**WHAT YOU SHOULD DO**
State the number of lines in these records that include the word "装甲不一定核心", and add nothing to it.

= = = = =

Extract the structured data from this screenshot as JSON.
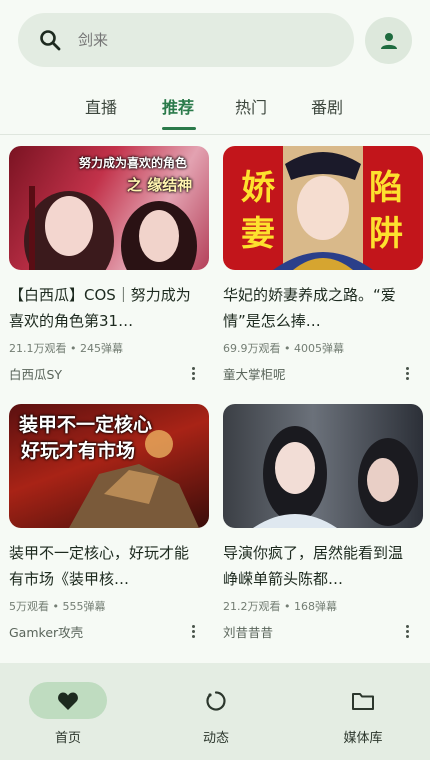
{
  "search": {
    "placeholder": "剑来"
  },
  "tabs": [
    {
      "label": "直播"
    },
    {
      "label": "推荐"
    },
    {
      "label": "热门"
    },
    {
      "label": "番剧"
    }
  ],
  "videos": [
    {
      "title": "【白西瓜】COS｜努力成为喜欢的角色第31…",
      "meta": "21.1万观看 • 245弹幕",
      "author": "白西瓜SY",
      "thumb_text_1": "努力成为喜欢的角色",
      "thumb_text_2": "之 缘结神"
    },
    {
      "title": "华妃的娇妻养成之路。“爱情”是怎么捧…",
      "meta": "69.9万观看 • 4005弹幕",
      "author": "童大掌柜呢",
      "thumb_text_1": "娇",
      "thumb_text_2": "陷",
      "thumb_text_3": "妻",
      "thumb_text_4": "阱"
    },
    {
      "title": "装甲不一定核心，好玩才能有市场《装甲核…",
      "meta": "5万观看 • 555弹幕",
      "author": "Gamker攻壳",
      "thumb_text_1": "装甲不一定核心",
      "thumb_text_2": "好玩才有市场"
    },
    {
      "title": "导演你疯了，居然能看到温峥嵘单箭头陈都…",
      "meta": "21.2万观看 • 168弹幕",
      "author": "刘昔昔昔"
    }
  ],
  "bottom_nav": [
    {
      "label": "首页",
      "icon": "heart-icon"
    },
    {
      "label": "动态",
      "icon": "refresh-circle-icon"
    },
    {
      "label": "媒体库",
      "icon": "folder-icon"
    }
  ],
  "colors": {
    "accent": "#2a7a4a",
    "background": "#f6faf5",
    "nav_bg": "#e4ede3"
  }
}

= = = = =

**EXERCISE OUTPUT**
2